--- AIM ---
Copy out every record below exactly as written, but leave out any pictures.

--- SUPPLIED RECORDS ---
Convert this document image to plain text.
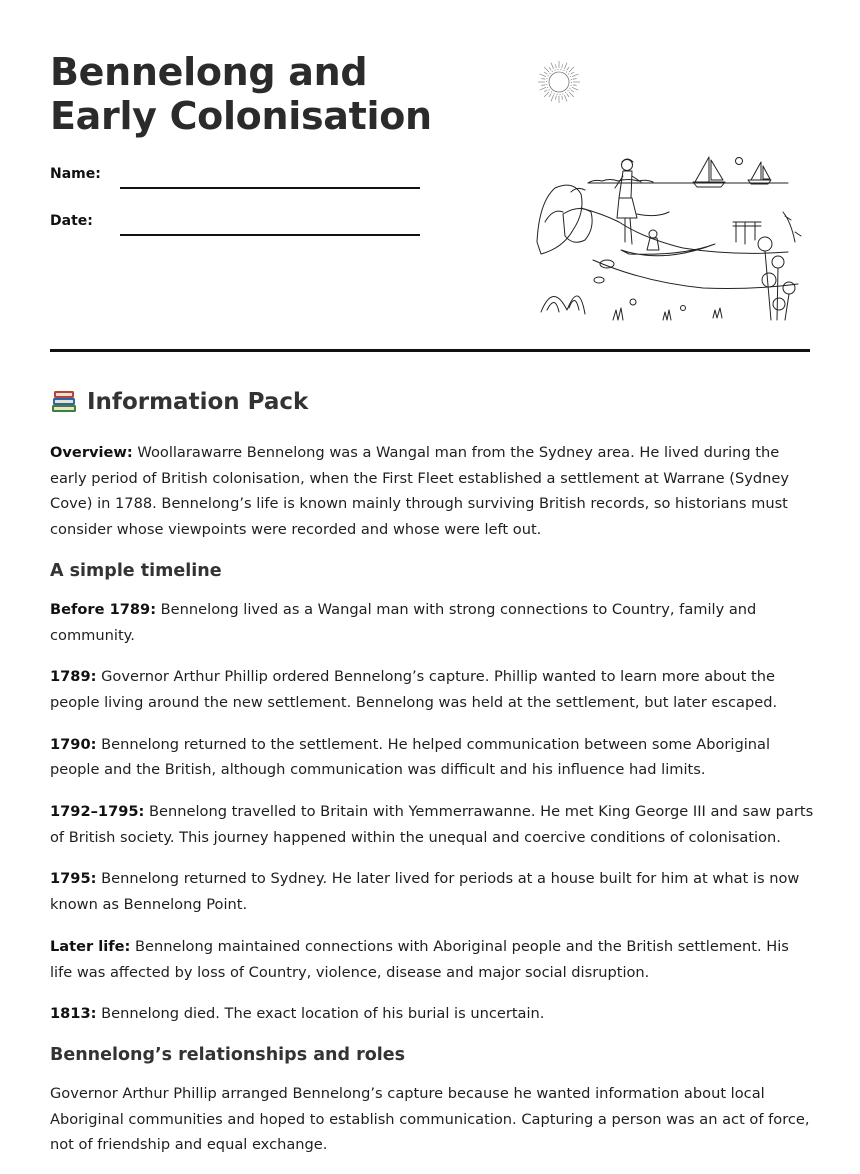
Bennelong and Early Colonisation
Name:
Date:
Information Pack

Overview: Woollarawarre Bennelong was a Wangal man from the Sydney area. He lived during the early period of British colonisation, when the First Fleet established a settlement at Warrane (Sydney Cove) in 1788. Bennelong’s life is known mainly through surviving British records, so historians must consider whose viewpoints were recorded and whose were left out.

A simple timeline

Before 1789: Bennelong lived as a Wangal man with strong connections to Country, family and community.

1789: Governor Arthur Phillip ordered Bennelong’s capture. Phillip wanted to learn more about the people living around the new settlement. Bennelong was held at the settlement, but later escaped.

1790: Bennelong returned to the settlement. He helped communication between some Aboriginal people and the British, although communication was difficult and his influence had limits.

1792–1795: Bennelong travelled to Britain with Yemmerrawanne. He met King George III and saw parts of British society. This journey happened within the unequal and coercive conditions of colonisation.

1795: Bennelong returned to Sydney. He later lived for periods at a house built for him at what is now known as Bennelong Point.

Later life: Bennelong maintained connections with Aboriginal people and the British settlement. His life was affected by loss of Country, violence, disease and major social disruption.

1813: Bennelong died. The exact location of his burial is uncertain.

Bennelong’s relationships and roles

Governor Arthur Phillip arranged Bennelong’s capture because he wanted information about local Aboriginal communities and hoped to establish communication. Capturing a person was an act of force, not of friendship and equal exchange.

--- CORRECT ANSWER ---
Convert this document image to plain text.
Bennelong and Early Colonisation
Name:
Date:
Information Pack

Overview: Woollarawarre Bennelong was a Wangal man from the Sydney area. He lived during the early period of British colonisation, when the First Fleet established a settlement at Warrane (Sydney Cove) in 1788. Bennelong’s life is known mainly through surviving British records, so historians must consider whose viewpoints were recorded and whose were left out.

A simple timeline

Before 1789: Bennelong lived as a Wangal man with strong connections to Country, family and community.

1789: Governor Arthur Phillip ordered Bennelong’s capture. Phillip wanted to learn more about the people living around the new settlement. Bennelong was held at the settlement, but later escaped.

1790: Bennelong returned to the settlement. He helped communication between some Aboriginal people and the British, although communication was difficult and his influence had limits.

1792–1795: Bennelong travelled to Britain with Yemmerrawanne. He met King George III and saw parts of British society. This journey happened within the unequal and coercive conditions of colonisation.

1795: Bennelong returned to Sydney. He later lived for periods at a house built for him at what is now known as Bennelong Point.

Later life: Bennelong maintained connections with Aboriginal people and the British settlement. His life was affected by loss of Country, violence, disease and major social disruption.

1813: Bennelong died. The exact location of his burial is uncertain.

Bennelong’s relationships and roles

Governor Arthur Phillip arranged Bennelong’s capture because he wanted information about local Aboriginal communities and hoped to establish communication. Capturing a person was an act of force, not of friendship and equal exchange.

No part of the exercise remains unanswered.